El desinterés generalizado por The Fall of the Roman Empire
situó en un falso primer plano la vieja diatriba de la adecuación
del texto cinematográfico al pasado, en detrimento de la
metareflexión histórica y fílmica de una película
a la que tan sólo las reciente revisiones de la obra de Mann
están haciendo al fin justicia. Al respecto, la síntesis
de este film que hace su director pone de manifiesto que tanto las
semejanzas como las diferencias existentes entre Gladiator
y The Fall of the Roman Empire son fruto de la sofisticada
reescritura genérica que lleva a cabo Scott en el sincero
homenaje que rinde al film de Mann, el texto más importante
de la supertextualidad de Gladiator:
Marco
Aurelio, emperador de Roma, se siente morir y para garantizar
la continuidad de su política de pacificación del
Imperio decide nombrar heredero del trono no a su hijo Cómodo
sino a su fiel general Livio, enamorado además de su hija
Lucila. Sin embargo, Marco Aurelio muere asesinado y Cómodo
es coronado, ya que Livio renuncia a plantear una guerra civil.

Objetivo 1
En el texto sobre Gladiator y The Fall of the Roman Empire, ¿a quién decide Marco Aurelio nombrar heredero del trono?

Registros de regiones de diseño

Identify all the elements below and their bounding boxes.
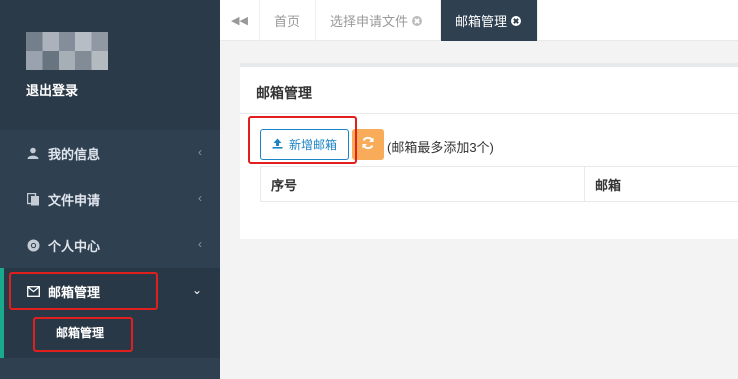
close-icon[interactable]	[511, 15, 522, 26]
sidebar-item-file-apply[interactable]: 文件申请 ‹	[0, 176, 220, 222]
profile-area: 退出登录	[0, 0, 220, 130]
tab-label: 首页	[274, 14, 301, 29]
files-icon	[26, 192, 40, 206]
chevron-left-icon: ‹	[198, 237, 202, 251]
logout-link[interactable]: 退出登录	[26, 80, 78, 99]
mailbox-limit-note: (邮箱最多添加3个)	[387, 140, 494, 155]
tab-bar: ◀◀ 首页 选择申请文件 邮箱管理	[220, 0, 738, 41]
tab-label: 邮箱管理	[455, 14, 508, 29]
highlight-box	[9, 272, 158, 310]
highlight-box	[248, 116, 357, 164]
tab-home[interactable]: 首页	[260, 0, 316, 41]
sidebar-item-personal-center[interactable]: 个人中心 ‹	[0, 222, 220, 268]
mailbox-table: 序号 邮箱	[260, 166, 738, 202]
sidebar-item-label: 我的信息	[48, 146, 101, 162]
double-chevron-left-icon: ◀◀	[231, 15, 248, 27]
refresh-icon	[361, 136, 375, 153]
panel-title: 邮箱管理	[256, 85, 312, 101]
user-icon	[26, 146, 40, 160]
sidebar-item-my-info[interactable]: 我的信息 ‹	[0, 130, 220, 176]
tab-select-files[interactable]: 选择申请文件	[316, 0, 441, 41]
divider	[240, 113, 738, 114]
chevron-left-icon: ‹	[198, 191, 202, 205]
tab-mailbox-management[interactable]: 邮箱管理	[441, 0, 538, 41]
avatar	[26, 32, 108, 70]
sidebar-item-label: 个人中心	[48, 238, 101, 254]
close-icon[interactable]	[412, 15, 423, 26]
tab-label: 选择申请文件	[330, 14, 409, 29]
highlight-box	[33, 317, 133, 352]
chevron-left-icon: ‹	[198, 145, 202, 159]
sidebar-item-label: 文件申请	[48, 192, 101, 208]
table-header-email: 邮箱	[595, 177, 622, 193]
table-header-index: 序号	[261, 167, 585, 201]
tab-scroll-left-button[interactable]: ◀◀	[220, 0, 260, 41]
chrome-icon	[26, 238, 40, 252]
chevron-down-icon: ⌄	[191, 283, 202, 297]
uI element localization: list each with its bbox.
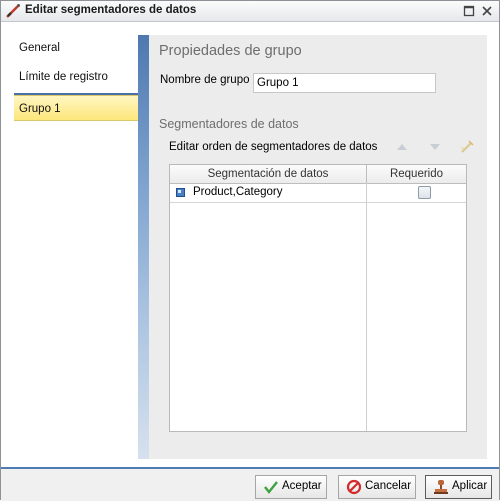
sidebar-item-group-1[interactable]: Grupo 1 (14, 95, 138, 121)
column-header-slicer[interactable]: Segmentación de datos (170, 165, 367, 183)
accept-label: Aceptar (282, 480, 322, 492)
edit-order-label: Editar orden de segmentadores de datos (169, 141, 378, 153)
cancel-icon (346, 479, 362, 495)
column-divider (366, 183, 367, 431)
slicer-name: Product,Category (193, 186, 283, 198)
dialog-footer: Aceptar Cancelar Aplicar (1, 467, 499, 501)
group-name-input[interactable] (253, 73, 436, 93)
sidebar-item-record-limit[interactable]: Límite de registro (14, 64, 138, 90)
dialog-window: Editar segmentadores de datos General Lí… (0, 0, 500, 501)
sidebar: General Límite de registro Grupo 1 (14, 35, 138, 457)
maximize-icon[interactable] (462, 4, 476, 18)
apply-stamp-icon (434, 480, 448, 494)
move-down-icon[interactable] (428, 140, 442, 154)
close-icon[interactable] (480, 4, 494, 18)
cancel-label: Cancelar (365, 480, 412, 492)
required-checkbox[interactable] (418, 186, 431, 199)
slicer-field-icon (176, 188, 185, 197)
move-up-icon[interactable] (395, 140, 409, 154)
checkmark-icon (264, 481, 278, 494)
apply-button[interactable]: Aplicar (425, 475, 492, 499)
remove-slicer-icon[interactable] (460, 140, 474, 154)
column-header-required[interactable]: Requerido (367, 165, 466, 183)
slicers-heading: Segmentadores de datos (159, 117, 299, 131)
sidebar-item-general[interactable]: General (14, 35, 138, 61)
edit-slicers-icon (6, 4, 20, 18)
panel-splitter[interactable] (138, 35, 149, 459)
group-properties-heading: Propiedades de grupo (159, 43, 302, 59)
group-name-label: Nombre de grupo (160, 74, 250, 86)
slicers-table: Segmentación de datos Requerido Product,… (169, 164, 467, 432)
window-title: Editar segmentadores de datos (25, 4, 197, 16)
accept-button[interactable]: Aceptar (255, 475, 327, 499)
apply-label: Aplicar (452, 480, 488, 492)
title-bar: Editar segmentadores de datos (1, 1, 499, 22)
table-header: Segmentación de datos Requerido (170, 165, 466, 184)
cancel-button[interactable]: Cancelar (338, 475, 416, 499)
table-row[interactable]: Product,Category (170, 184, 466, 203)
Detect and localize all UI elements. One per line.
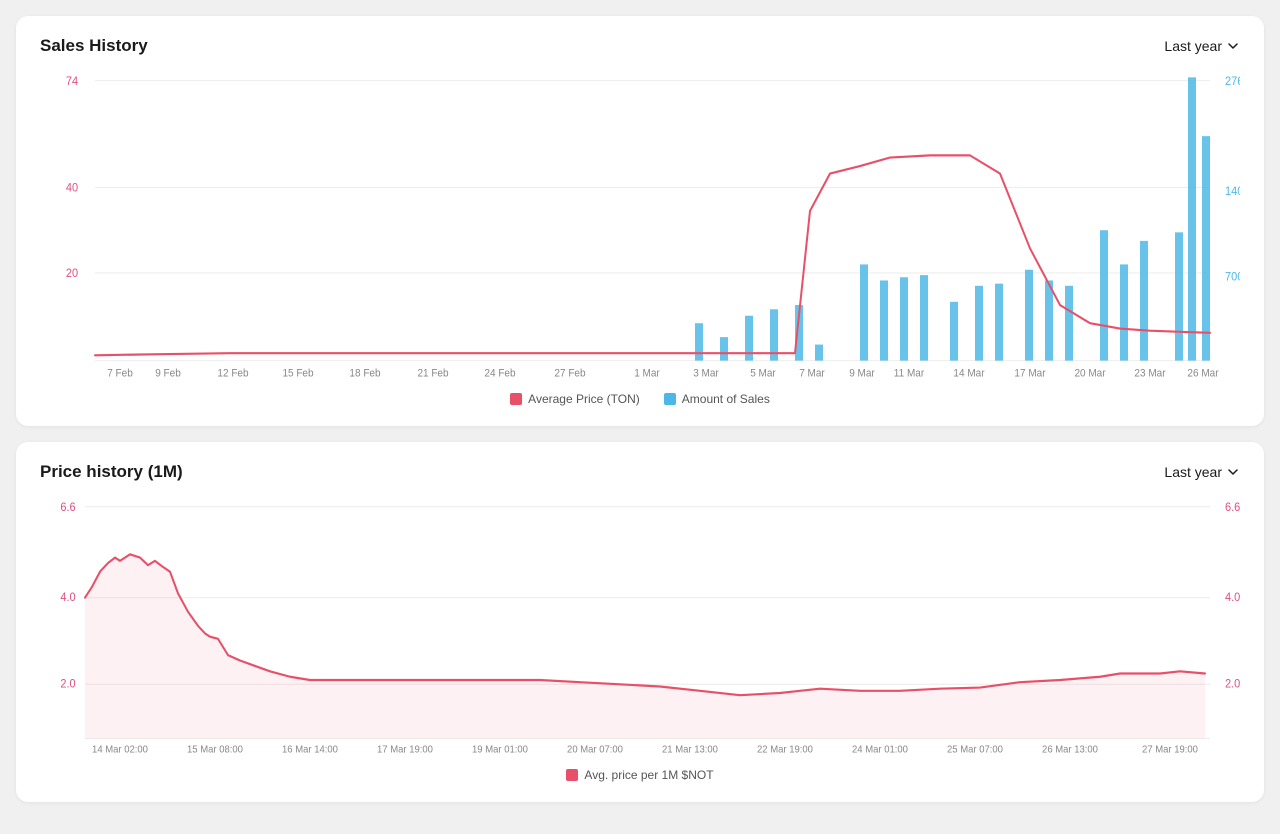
svg-text:14000: 14000: [1225, 186, 1240, 198]
sales-history-card: Sales History Last year 74 40 20 27602 1…: [16, 16, 1264, 426]
svg-text:74: 74: [66, 76, 78, 88]
svg-text:9 Mar: 9 Mar: [849, 368, 875, 379]
svg-text:40: 40: [66, 182, 78, 194]
svg-text:26 Mar 13:00: 26 Mar 13:00: [1042, 744, 1098, 755]
svg-text:14 Mar 02:00: 14 Mar 02:00: [92, 744, 148, 755]
svg-text:24 Mar 01:00: 24 Mar 01:00: [852, 744, 908, 755]
price-history-legend: Avg. price per 1M $NOT: [40, 768, 1240, 782]
legend-avg-price-1m: Avg. price per 1M $NOT: [566, 768, 713, 782]
legend-amount-sales: Amount of Sales: [664, 392, 770, 406]
svg-text:25 Mar 07:00: 25 Mar 07:00: [947, 744, 1003, 755]
legend-avg-price: Average Price (TON): [510, 392, 640, 406]
svg-text:15 Mar 08:00: 15 Mar 08:00: [187, 744, 243, 755]
svg-text:4.0: 4.0: [60, 592, 75, 604]
avg-price-dot: [510, 393, 522, 405]
sales-history-title: Sales History: [40, 36, 148, 56]
svg-text:27 Mar 19:00: 27 Mar 19:00: [1142, 744, 1198, 755]
svg-text:3 Mar: 3 Mar: [693, 368, 719, 379]
svg-text:1 Mar: 1 Mar: [634, 368, 660, 379]
svg-text:6.6: 6.6: [1225, 502, 1240, 514]
svg-text:7 Feb: 7 Feb: [107, 368, 133, 379]
legend-amount-sales-label: Amount of Sales: [682, 392, 770, 406]
svg-text:23 Mar: 23 Mar: [1134, 368, 1166, 379]
svg-text:7 Mar: 7 Mar: [799, 368, 825, 379]
svg-text:14 Mar: 14 Mar: [953, 368, 985, 379]
sales-history-period-label: Last year: [1164, 38, 1222, 54]
svg-text:5 Mar: 5 Mar: [750, 368, 776, 379]
sales-history-period-selector[interactable]: Last year: [1164, 38, 1240, 54]
svg-text:7000: 7000: [1225, 271, 1240, 283]
svg-text:20: 20: [66, 268, 78, 280]
svg-text:6.6: 6.6: [60, 502, 75, 514]
chevron-down-icon-2: [1226, 465, 1240, 479]
legend-avg-price-label: Average Price (TON): [528, 392, 640, 406]
svg-text:24 Feb: 24 Feb: [484, 368, 515, 379]
svg-text:4.0: 4.0: [1225, 592, 1240, 604]
svg-text:22 Mar 19:00: 22 Mar 19:00: [757, 744, 813, 755]
svg-text:15 Feb: 15 Feb: [282, 368, 313, 379]
legend-avg-price-1m-label: Avg. price per 1M $NOT: [584, 768, 713, 782]
price-history-period-selector[interactable]: Last year: [1164, 464, 1240, 480]
svg-text:2.0: 2.0: [60, 678, 75, 690]
svg-text:16 Mar 14:00: 16 Mar 14:00: [282, 744, 338, 755]
amount-sales-dot: [664, 393, 676, 405]
svg-text:12 Feb: 12 Feb: [217, 368, 248, 379]
avg-price-1m-dot: [566, 769, 578, 781]
price-history-period-label: Last year: [1164, 464, 1222, 480]
svg-text:11 Mar: 11 Mar: [894, 368, 925, 379]
svg-text:26 Mar: 26 Mar: [1187, 368, 1219, 379]
price-history-card: Price history (1M) Last year 6.6 4.0 2.0…: [16, 442, 1264, 802]
sales-history-chart: 74 40 20 27602 14000 7000: [40, 72, 1240, 382]
svg-text:21 Feb: 21 Feb: [417, 368, 448, 379]
sales-history-legend: Average Price (TON) Amount of Sales: [40, 392, 1240, 406]
price-history-header: Price history (1M) Last year: [40, 462, 1240, 482]
svg-text:27602: 27602: [1225, 76, 1240, 88]
price-history-chart: 6.6 4.0 2.0 6.6 4.0 2.0 14 Mar 02:00 15 …: [40, 498, 1240, 758]
sales-history-header: Sales History Last year: [40, 36, 1240, 56]
svg-text:18 Feb: 18 Feb: [349, 368, 380, 379]
price-history-title: Price history (1M): [40, 462, 183, 482]
svg-text:17 Mar 19:00: 17 Mar 19:00: [377, 744, 433, 755]
svg-text:2.0: 2.0: [1225, 678, 1240, 690]
svg-text:27 Feb: 27 Feb: [554, 368, 585, 379]
svg-text:20 Mar: 20 Mar: [1074, 368, 1106, 379]
svg-text:20 Mar 07:00: 20 Mar 07:00: [567, 744, 623, 755]
svg-text:17 Mar: 17 Mar: [1014, 368, 1046, 379]
svg-text:19 Mar 01:00: 19 Mar 01:00: [472, 744, 528, 755]
chevron-down-icon: [1226, 39, 1240, 53]
svg-text:9 Feb: 9 Feb: [155, 368, 181, 379]
svg-text:21 Mar 13:00: 21 Mar 13:00: [662, 744, 718, 755]
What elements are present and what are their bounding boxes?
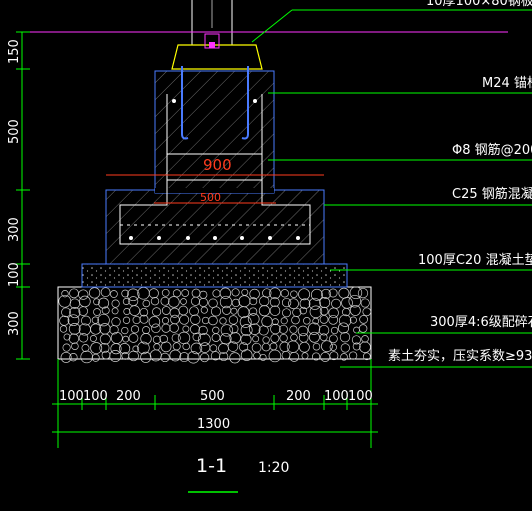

Objetivo 2
Presenta en una tabla Markdown los registros desde la línea que contiene "sidebar-item-group-1[interactable]: Grupo 1" hasta la que contiene "sidebar-item-record-limit[interactable]: Límite de", ambas incluidas, con las columnas Núm (número de fila) y Contenido (la línea), omitiendo las líneas en blanco.

Respuesta 1
A su fiel general Livio, y no a su hijo Cómodo.

Respuesta 2
| Núm | Contenido |
|---|---|
| 1 | sidebar-item-group-1[interactable]: Grupo 1 (14, 95, 138, 121) |
| 2 | column-header-slicer[interactable]: Segmentación de datos (170, 165, 367, 183) |
| 3 | accept-label: Aceptar (282, 480, 322, 492) |
| 4 | edit-order-label: Editar orden de segmentadores de datos (169, 141, 378, 153) |
| 5 | cancel-icon (346, 479, 362, 495) |
| 6 | column-divider (366, 183, 367, 431) |
| 7 | slicer-name: Product,Category (193, 186, 283, 198) |
| 8 | dialog-footer: Aceptar Cancelar Aplicar (1, 467, 499, 501) |
| 9 | group-name-input[interactable] (253, 73, 436, 93) |
| 10 | sidebar-item-record-limit[interactable]: Límite de registro (14, 64, 138, 90) |